Written problem: Produce the listing below again, exactly as shown.

Saved entries:
____________________
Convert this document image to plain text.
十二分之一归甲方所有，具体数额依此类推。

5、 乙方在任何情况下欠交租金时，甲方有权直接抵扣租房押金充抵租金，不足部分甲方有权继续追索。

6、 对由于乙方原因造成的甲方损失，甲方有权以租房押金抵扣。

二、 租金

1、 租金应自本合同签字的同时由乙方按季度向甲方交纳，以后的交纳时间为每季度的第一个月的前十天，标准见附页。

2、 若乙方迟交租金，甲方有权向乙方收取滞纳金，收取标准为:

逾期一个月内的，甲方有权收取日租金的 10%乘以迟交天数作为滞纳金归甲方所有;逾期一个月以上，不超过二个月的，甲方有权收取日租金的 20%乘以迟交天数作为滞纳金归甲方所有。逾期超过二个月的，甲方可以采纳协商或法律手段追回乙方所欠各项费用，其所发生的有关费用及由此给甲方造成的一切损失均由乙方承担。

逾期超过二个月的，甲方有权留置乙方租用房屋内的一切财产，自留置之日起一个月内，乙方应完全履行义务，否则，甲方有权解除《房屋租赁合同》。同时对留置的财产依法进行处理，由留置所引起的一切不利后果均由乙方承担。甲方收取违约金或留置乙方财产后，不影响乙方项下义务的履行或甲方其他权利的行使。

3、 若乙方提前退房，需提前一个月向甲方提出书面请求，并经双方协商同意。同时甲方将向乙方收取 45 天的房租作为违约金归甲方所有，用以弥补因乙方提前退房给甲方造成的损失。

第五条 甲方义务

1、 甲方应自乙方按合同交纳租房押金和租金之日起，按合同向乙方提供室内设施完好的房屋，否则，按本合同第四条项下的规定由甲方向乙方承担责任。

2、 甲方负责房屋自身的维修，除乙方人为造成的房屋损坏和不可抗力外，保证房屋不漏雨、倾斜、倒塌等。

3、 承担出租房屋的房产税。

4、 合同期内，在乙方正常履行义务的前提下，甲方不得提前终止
____________________
Result of this exercise:
Convert this document image to plain text.
十二分之一归甲方所有，具体数额依此类推。

5、 乙方在任何情况下欠交租金时，甲方有权直接抵扣租房押金充抵租金，不足部分甲方有权继续追索。

6、 对由于乙方原因造成的甲方损失，甲方有权以租房押金抵扣。

二、 租金

1、 租金应自本合同签字的同时由乙方按季度向甲方交纳，以后的交纳时间为每季度的第一个月的前十天，标准见附页。

2、 若乙方迟交租金，甲方有权向乙方收取滞纳金，收取标准为:

逾期一个月内的，甲方有权收取日租金的 10%乘以迟交天数作为滞纳金归甲方所有;逾期一个月以上，不超过二个月的，甲方有权收取日租金的 20%乘以迟交天数作为滞纳金归甲方所有。逾期超过二个月的，甲方可以采纳协商或法律手段追回乙方所欠各项费用，其所发生的有关费用及由此给甲方造成的一切损失均由乙方承担。

逾期超过二个月的，甲方有权留置乙方租用房屋内的一切财产，自留置之日起一个月内，乙方应完全履行义务，否则，甲方有权解除《房屋租赁合同》。同时对留置的财产依法进行处理，由留置所引起的一切不利后果均由乙方承担。甲方收取违约金或留置乙方财产后，不影响乙方项下义务的履行或甲方其他权利的行使。

3、 若乙方提前退房，需提前一个月向甲方提出书面请求，并经双方协商同意。同时甲方将向乙方收取 45 天的房租作为违约金归甲方所有，用以弥补因乙方提前退房给甲方造成的损失。

第五条 甲方义务

1、 甲方应自乙方按合同交纳租房押金和租金之日起，按合同向乙方提供室内设施完好的房屋，否则，按本合同第四条项下的规定由甲方向乙方承担责任。

2、 甲方负责房屋自身的维修，除乙方人为造成的房屋损坏和不可抗力外，保证房屋不漏雨、倾斜、倒塌等。

3、 承担出租房屋的房产税。

4、 合同期内，在乙方正常履行义务的前提下，甲方不得提前终止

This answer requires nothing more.